(Passage shown begins)
Unfortunately The Mirror and the Light isn't due until next year. To tide readers over, Mantel has delivered The Assassination of Margaret Thatcher [US publisher; Amazon.co.uk], a book of 10 short stories. As all of them bar one have been in print before, we could argue that the collection comes more at her publisher's behest – a cash-cow milking ploy on their part rather than a genuine artistic project on hers.

However, to be fair, the nine older stories are previously uncollected, having appeared over recent years in the likes of The Guardian and the London Review of Books. Most are disquieting, incisive and thought-provoking. One or two are flecked with moments of rare brilliance.

Mantel's finer stories are those that involve a female first-person narrator looking back on the past. In Comma, a woman reminisces about being a young girl of 8 during a hot English summer when, against her prim parents' wishes, she played with a grubby girl from a poor family.
(Passage shown ends)
(Information provided begins)
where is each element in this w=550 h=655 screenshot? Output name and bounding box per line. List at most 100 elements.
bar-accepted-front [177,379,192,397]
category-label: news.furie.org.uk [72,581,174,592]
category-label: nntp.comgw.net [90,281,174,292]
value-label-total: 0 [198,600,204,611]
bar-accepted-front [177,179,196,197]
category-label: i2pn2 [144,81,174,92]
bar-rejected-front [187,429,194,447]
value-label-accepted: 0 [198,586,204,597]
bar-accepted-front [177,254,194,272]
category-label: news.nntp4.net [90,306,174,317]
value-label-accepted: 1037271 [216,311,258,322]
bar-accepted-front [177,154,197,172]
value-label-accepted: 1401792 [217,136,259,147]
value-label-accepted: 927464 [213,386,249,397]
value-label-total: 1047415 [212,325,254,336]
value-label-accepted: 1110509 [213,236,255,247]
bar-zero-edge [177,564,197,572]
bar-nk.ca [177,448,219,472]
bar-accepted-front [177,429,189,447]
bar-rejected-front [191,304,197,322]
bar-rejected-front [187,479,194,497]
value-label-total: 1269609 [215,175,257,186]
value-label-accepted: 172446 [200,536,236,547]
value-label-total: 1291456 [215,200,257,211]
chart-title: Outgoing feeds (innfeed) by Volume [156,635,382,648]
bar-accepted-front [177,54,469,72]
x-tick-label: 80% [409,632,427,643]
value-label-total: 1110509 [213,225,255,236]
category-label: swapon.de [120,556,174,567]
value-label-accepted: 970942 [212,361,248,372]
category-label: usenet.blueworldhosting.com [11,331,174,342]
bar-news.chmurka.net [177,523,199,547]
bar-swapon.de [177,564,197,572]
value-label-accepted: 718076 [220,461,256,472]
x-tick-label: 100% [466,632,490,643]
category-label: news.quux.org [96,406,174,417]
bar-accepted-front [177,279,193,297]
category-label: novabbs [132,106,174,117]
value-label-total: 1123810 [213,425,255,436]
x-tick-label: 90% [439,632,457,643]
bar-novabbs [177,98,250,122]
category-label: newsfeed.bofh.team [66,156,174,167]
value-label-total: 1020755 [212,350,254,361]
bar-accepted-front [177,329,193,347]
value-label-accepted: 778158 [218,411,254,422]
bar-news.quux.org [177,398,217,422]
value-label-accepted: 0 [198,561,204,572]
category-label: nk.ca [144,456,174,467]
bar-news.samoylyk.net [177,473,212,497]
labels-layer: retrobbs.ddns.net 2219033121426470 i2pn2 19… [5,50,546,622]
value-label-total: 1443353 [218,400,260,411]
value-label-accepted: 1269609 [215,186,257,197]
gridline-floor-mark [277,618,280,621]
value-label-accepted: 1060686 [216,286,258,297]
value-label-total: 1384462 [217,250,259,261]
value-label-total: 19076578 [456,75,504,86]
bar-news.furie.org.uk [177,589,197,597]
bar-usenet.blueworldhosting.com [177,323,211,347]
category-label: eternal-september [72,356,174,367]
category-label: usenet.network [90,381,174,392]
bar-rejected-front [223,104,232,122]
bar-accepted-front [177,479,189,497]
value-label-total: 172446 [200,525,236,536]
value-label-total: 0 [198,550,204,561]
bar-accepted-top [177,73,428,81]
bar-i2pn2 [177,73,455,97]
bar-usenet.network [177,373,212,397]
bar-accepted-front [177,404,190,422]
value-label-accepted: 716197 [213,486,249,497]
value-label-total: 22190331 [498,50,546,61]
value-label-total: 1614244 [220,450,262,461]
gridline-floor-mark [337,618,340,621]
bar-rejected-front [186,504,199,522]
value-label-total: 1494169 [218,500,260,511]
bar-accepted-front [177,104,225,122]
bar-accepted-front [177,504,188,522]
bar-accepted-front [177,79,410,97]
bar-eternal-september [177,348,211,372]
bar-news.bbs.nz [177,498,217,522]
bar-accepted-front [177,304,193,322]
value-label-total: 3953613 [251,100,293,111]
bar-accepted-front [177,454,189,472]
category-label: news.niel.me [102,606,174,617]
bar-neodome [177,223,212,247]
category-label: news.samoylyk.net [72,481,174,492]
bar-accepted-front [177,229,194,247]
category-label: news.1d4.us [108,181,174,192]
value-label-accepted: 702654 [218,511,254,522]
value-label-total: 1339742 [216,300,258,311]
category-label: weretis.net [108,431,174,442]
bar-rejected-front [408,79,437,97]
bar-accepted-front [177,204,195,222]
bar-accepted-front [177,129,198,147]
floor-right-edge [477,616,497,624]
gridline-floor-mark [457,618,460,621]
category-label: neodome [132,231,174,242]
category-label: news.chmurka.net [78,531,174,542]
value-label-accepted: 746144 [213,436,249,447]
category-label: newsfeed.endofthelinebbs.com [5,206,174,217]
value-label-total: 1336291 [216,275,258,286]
(Information provided ends)
◆ What needs to be done: Carry the review of Mantel's story collection forward from its last sentence. The material plays no part in what comes next.

◆ Task answer:
Offences Against the Person features another woman remembering her father's affair with his secretary in the early 70s. And How Shall I Know You?, set "at the fag-end of the nineties", sees a biographer dredging up a grimly-comic recollection of a disastrous trip she made to give a talk to a literary society.

Two stories, The Long QT and Winter Break, start out as light sketches but soon transform themselves into tales of the unexpected with shock endings. In contrast, Terminus has a shock opener: "On January 9th, shortly after eleven on a dark sleety morning, I saw my dead father on a train pulling out of Clapham Junction, bound for Waterloo." Death plays its part here and elsewhere. The deeply affecting The Heart Fails Without Warning unfolds over months and counts down the final struggles of a girl with an eating disorder.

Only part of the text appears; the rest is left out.